_SHORT TASK_
Reproduce the following material exactly, including every line.

_ENTRIES PROVIDED_
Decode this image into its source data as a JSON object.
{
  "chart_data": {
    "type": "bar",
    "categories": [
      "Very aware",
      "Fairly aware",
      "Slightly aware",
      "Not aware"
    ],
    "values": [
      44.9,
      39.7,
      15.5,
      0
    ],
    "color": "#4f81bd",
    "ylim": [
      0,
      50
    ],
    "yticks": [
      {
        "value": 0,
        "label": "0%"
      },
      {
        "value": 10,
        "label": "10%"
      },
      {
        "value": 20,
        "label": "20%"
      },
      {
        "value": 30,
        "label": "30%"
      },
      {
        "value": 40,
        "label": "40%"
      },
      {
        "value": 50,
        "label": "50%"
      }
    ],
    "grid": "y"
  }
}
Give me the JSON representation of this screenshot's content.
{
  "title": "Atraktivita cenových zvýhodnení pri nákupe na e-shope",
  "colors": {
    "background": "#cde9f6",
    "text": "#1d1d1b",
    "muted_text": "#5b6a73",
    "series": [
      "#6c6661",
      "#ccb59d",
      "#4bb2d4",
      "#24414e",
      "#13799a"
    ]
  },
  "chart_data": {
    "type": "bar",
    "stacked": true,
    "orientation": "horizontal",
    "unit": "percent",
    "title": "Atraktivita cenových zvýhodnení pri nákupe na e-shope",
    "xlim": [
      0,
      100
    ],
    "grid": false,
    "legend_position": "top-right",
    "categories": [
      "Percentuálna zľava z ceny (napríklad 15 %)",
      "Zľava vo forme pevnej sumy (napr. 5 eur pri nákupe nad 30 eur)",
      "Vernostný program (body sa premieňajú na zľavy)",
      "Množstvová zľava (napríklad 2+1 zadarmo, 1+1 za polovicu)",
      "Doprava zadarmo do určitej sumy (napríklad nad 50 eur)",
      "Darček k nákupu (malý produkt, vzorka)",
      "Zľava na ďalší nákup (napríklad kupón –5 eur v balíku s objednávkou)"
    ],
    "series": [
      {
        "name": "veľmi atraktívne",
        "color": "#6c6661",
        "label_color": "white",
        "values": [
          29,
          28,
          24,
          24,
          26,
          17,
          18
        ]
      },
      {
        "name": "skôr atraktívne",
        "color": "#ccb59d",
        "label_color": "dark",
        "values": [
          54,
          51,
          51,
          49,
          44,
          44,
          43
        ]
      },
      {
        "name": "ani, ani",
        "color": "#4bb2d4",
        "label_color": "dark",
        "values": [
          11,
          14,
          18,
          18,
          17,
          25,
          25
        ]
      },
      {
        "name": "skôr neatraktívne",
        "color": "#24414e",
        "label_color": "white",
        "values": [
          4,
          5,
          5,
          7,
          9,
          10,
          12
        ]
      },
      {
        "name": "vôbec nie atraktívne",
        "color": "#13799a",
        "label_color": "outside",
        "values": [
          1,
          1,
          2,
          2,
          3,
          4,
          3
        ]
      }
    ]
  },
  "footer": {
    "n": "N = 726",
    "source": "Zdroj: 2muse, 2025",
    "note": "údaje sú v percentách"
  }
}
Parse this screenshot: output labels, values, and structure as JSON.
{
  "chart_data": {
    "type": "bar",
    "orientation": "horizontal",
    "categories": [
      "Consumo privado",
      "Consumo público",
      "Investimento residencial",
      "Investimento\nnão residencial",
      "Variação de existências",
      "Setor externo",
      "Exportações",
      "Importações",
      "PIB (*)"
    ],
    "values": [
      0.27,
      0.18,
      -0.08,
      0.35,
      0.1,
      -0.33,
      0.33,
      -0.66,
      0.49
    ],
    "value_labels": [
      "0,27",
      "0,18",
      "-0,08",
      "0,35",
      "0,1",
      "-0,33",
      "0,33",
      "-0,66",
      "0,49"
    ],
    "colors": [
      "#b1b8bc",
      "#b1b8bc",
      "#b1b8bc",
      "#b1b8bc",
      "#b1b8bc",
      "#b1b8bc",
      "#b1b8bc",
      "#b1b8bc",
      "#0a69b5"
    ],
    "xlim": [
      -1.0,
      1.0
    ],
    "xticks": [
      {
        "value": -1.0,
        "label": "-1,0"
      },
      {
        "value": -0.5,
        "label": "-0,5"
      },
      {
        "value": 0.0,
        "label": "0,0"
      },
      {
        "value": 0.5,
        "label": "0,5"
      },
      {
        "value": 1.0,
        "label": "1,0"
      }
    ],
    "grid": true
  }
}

_PROBLEM SOLUTION_
Decode this image into its source data as a JSON object.
{
  "chart_data": {
    "type": "bar",
    "categories": [
      "Very aware",
      "Fairly aware",
      "Slightly aware",
      "Not aware"
    ],
    "values": [
      44.9,
      39.7,
      15.5,
      0
    ],
    "color": "#4f81bd",
    "ylim": [
      0,
      50
    ],
    "yticks": [
      {
        "value": 0,
        "label": "0%"
      },
      {
        "value": 10,
        "label": "10%"
      },
      {
        "value": 20,
        "label": "20%"
      },
      {
        "value": 30,
        "label": "30%"
      },
      {
        "value": 40,
        "label": "40%"
      },
      {
        "value": 50,
        "label": "50%"
      }
    ],
    "grid": "y"
  }
}
Give me the JSON representation of this screenshot's content.
{
  "title": "Atraktivita cenových zvýhodnení pri nákupe na e-shope",
  "colors": {
    "background": "#cde9f6",
    "text": "#1d1d1b",
    "muted_text": "#5b6a73",
    "series": [
      "#6c6661",
      "#ccb59d",
      "#4bb2d4",
      "#24414e",
      "#13799a"
    ]
  },
  "chart_data": {
    "type": "bar",
    "stacked": true,
    "orientation": "horizontal",
    "unit": "percent",
    "title": "Atraktivita cenových zvýhodnení pri nákupe na e-shope",
    "xlim": [
      0,
      100
    ],
    "grid": false,
    "legend_position": "top-right",
    "categories": [
      "Percentuálna zľava z ceny (napríklad 15 %)",
      "Zľava vo forme pevnej sumy (napr. 5 eur pri nákupe nad 30 eur)",
      "Vernostný program (body sa premieňajú na zľavy)",
      "Množstvová zľava (napríklad 2+1 zadarmo, 1+1 za polovicu)",
      "Doprava zadarmo do určitej sumy (napríklad nad 50 eur)",
      "Darček k nákupu (malý produkt, vzorka)",
      "Zľava na ďalší nákup (napríklad kupón –5 eur v balíku s objednávkou)"
    ],
    "series": [
      {
        "name": "veľmi atraktívne",
        "color": "#6c6661",
        "label_color": "white",
        "values": [
          29,
          28,
          24,
          24,
          26,
          17,
          18
        ]
      },
      {
        "name": "skôr atraktívne",
        "color": "#ccb59d",
        "label_color": "dark",
        "values": [
          54,
          51,
          51,
          49,
          44,
          44,
          43
        ]
      },
      {
        "name": "ani, ani",
        "color": "#4bb2d4",
        "label_color": "dark",
        "values": [
          11,
          14,
          18,
          18,
          17,
          25,
          25
        ]
      },
      {
        "name": "skôr neatraktívne",
        "color": "#24414e",
        "label_color": "white",
        "values": [
          4,
          5,
          5,
          7,
          9,
          10,
          12
        ]
      },
      {
        "name": "vôbec nie atraktívne",
        "color": "#13799a",
        "label_color": "outside",
        "values": [
          1,
          1,
          2,
          2,
          3,
          4,
          3
        ]
      }
    ]
  },
  "footer": {
    "n": "N = 726",
    "source": "Zdroj: 2muse, 2025",
    "note": "údaje sú v percentách"
  }
}
Parse this screenshot: output labels, values, and structure as JSON.
{
  "chart_data": {
    "type": "bar",
    "orientation": "horizontal",
    "categories": [
      "Consumo privado",
      "Consumo público",
      "Investimento residencial",
      "Investimento\nnão residencial",
      "Variação de existências",
      "Setor externo",
      "Exportações",
      "Importações",
      "PIB (*)"
    ],
    "values": [
      0.27,
      0.18,
      -0.08,
      0.35,
      0.1,
      -0.33,
      0.33,
      -0.66,
      0.49
    ],
    "value_labels": [
      "0,27",
      "0,18",
      "-0,08",
      "0,35",
      "0,1",
      "-0,33",
      "0,33",
      "-0,66",
      "0,49"
    ],
    "colors": [
      "#b1b8bc",
      "#b1b8bc",
      "#b1b8bc",
      "#b1b8bc",
      "#b1b8bc",
      "#b1b8bc",
      "#b1b8bc",
      "#b1b8bc",
      "#0a69b5"
    ],
    "xlim": [
      -1.0,
      1.0
    ],
    "xticks": [
      {
        "value": -1.0,
        "label": "-1,0"
      },
      {
        "value": -0.5,
        "label": "-0,5"
      },
      {
        "value": 0.0,
        "label": "0,0"
      },
      {
        "value": 0.5,
        "label": "0,5"
      },
      {
        "value": 1.0,
        "label": "1,0"
      }
    ],
    "grid": true
  }
}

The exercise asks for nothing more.